━━━ EXCERPTED PASSAGE
The LD10 r4 would come close to my perfect flashlight if only it had a moon light mode. The D10 also comes close, but again the lack of a low low spoils it. Oh and it could do with a bit more throw.



HIDblue said:


> Hey don, where'd you get the dereelight c2h? Did the AA extender come with it? Or do you have to order it separately?


 
Well the one that flashaholics sells http://www.flashaholics.co.uk/dereelight/c2h.html comes with one. So I would guess they all would. I nearly brought this torch myself, but the runtimes kind of spoilt it for me. :-(


----------



## don.gwapo (Oct 1, 2010)

HIDblue said:


> Hey don, where'd you get the dereelight c2h? Did the AA extender come with it? Or do you have to order it separately?


 
You can have it at their authorized US distributor (sorry, I don't wanna mention it). AA extension comes with the package so you can run it on nimh or 14500. Love the light coz it's kinda like RRT-0 that can use AA too but way cheaper.


----------



## Lucciola (Oct 1, 2010)

Sarlix said:


> Although to be honest I will probably just keep it, stuff the king!"


There speak thou right! We'll just bring him the Holy Handgrenade instead!


----------



## okwchin (Oct 1, 2010)

Ive always had an addiction for torches, Especially these new LED torches. After enough cheap deal-extreme torches I decided it was time to get my ultimate high end AA torch.

I read way too many AA torch reviews (especially during exam periods)... and decided I wanted the ramping programmable brightness, and was tossing up between the D10 and NDI, and finally came to the conclusion the NDI was to be the best torch to have. 

Bought it on fleabay and when it arrived it was amazing!! Love the easy switching between full and a programmable secondary brightness, with a hidden strobe mode. Great build with a Forward clicky (with soft start to preserve the switch (just an example of great design)). And a cool spotted lens.
━━━━━━
Pick up the flashlight forum thread after its final sentence and carry it on.
━━━ RECORDS SHOWN
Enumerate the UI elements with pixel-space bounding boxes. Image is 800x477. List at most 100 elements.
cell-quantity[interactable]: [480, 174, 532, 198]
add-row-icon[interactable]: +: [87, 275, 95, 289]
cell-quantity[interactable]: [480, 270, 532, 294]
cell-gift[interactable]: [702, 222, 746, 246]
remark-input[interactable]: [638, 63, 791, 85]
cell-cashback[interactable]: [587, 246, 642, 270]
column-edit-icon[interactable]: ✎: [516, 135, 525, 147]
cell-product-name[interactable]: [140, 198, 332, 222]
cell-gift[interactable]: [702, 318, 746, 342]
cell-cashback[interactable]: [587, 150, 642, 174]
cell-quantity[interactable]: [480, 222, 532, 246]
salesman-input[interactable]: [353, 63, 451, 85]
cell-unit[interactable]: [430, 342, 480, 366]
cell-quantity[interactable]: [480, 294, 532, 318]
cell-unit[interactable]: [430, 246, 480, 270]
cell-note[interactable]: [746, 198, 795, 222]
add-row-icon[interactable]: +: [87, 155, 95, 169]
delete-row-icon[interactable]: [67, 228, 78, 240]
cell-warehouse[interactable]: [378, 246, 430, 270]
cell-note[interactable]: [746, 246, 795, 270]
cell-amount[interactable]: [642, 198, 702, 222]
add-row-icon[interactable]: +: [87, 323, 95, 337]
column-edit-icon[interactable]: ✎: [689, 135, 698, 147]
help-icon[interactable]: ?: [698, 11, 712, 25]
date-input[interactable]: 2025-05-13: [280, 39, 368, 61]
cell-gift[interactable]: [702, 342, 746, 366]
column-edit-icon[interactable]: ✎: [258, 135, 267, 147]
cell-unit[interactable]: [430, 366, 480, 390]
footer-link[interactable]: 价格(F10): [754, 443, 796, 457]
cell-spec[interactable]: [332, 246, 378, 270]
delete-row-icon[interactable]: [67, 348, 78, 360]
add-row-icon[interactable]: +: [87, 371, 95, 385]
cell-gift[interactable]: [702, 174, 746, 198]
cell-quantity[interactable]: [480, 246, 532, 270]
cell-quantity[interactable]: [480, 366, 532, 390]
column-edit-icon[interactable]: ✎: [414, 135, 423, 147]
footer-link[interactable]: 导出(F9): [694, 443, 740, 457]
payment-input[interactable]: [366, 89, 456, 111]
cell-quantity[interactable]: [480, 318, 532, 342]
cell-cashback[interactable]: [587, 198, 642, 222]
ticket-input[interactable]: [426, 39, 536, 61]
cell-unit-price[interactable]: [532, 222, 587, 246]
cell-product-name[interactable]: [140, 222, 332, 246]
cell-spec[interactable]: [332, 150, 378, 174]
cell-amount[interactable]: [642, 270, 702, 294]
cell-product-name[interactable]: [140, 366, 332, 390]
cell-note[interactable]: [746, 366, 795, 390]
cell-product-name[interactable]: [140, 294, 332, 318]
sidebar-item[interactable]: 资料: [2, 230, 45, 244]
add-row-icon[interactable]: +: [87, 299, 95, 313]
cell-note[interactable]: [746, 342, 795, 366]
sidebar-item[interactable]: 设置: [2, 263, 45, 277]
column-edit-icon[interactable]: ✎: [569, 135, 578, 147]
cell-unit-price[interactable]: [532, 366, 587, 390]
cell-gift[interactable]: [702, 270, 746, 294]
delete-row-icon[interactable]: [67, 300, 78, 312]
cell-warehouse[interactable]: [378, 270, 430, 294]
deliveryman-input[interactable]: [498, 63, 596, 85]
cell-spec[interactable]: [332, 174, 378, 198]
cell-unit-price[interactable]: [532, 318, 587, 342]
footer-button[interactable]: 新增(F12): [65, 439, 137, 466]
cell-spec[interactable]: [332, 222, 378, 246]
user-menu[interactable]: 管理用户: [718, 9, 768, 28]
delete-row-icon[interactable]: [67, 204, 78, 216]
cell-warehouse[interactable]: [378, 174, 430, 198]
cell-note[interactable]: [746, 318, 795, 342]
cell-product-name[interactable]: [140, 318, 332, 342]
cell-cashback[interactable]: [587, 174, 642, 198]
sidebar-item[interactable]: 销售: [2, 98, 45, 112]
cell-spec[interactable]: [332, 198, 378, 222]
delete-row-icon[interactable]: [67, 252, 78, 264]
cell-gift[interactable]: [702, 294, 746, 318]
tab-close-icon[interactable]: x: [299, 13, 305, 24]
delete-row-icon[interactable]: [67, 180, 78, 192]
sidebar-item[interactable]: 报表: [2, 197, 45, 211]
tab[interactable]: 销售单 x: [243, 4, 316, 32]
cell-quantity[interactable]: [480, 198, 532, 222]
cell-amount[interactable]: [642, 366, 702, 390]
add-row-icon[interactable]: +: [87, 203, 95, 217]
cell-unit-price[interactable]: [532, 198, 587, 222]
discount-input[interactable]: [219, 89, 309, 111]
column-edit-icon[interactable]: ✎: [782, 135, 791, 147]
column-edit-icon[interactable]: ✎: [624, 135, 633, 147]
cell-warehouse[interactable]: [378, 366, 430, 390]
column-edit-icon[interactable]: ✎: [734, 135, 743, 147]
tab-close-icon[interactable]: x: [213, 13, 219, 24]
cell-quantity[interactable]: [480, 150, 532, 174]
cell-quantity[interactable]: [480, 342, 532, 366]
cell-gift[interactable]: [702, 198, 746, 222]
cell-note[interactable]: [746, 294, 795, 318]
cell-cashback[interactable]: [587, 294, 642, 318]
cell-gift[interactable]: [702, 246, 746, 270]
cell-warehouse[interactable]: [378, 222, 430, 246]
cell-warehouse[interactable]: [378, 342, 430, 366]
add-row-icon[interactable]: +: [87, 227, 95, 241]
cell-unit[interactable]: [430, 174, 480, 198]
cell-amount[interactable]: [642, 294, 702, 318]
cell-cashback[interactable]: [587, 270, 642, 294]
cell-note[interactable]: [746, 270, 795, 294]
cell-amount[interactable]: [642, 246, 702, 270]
━━━━━━
◆ **ANSWER TO THIS PROBLEM**
Then came the garage sales, the in the wee hours of the morning, the day of my exam (GMT +8), The NDI was out of stock by the time I looked, but I ended up buying a D10, and a second as a cheap gift. The piston drive feels soo nice with the silent short throw button, with the ramping brightness adjustment satisfying that need to feel in control of the brightness and not feel constrained to modes on a torch that will always have too many modes that just arnt right. Combined with the easily accessible Full and Min brightness and all achieved with the tail button, makes this the easiest torch to use singlehandedly, without having to look at the torch.

Its soo good I ended up buying another D10 tribute, and im getting other people to have a look/buy these. (Oh and the one I was meant to gift.... mine now.)

So.. my votes on the D10

Okwchin


----------



## Phaselock (Oct 2, 2010)

My favorite 1xAA LED light is the Quark AA neutral white because it has a smooth beam and great UI. Love the moonlight mode. On second place, the Zebralight H501w because I like the UI and because it's a very versatile headlamp.

Does anyone know if there will be a H51w and SC51w from Zebralight with XP-G warm white soon?


----------



## Sarlix (Oct 2, 2010)

Lucciola said:


> There speak thou right! We'll just bring him the Holy Handgrenade instead!




:laughing:

Wise you are Sir Lucciola!


----------



## candle lamp (Oct 2, 2010)

Jetbeam Jet-1 pro Ver 3.0 (R2) / Fenix LD10 (R4) / Fenix LD15 (R4)







I like the above EDC lights including Quark AA(R5).
My favorite 1xAA EDC light among them is Fenix LD15 (R4).


----------



## BigBluefish (Oct 2, 2010)

It's a tossup between the Jet 1 Pro v3 R2 and the NiteCore Defender Infinity R2 (XR-E). 

I'm currently debating giving the NiteCore D10 SP Camo, or the new D11. The new Jetbeam (BK135?) looks good also, but I'll wait for the warm-tint version. 

I've had:

Fenix L1P v2, L2P v2, L1T v2, L2T v2, Civictor, NiteCore EZAAW, Jet 1 Pro v3 Q3 5A, Romisen RC-N3, Romisen RC-G2, Romison RC-A3, Huntlight FT02XJ, and a few Mini-mags.


----------



## Netropy (Oct 2, 2010)

okwchin said:


> Ive always had an addiction for torches, Especially these new LED torches. After enough cheap deal-extreme torches I decided it was time to get my ultimate high end AA torch.
> 
> I read way too many AA torch reviews (especially during exam periods)... and decided I wanted the ramping programmable brightness, and was tossing up between the D10 and NDI, and finally came to the conclusion the NDI was to be the best torch to have.
> 
> ...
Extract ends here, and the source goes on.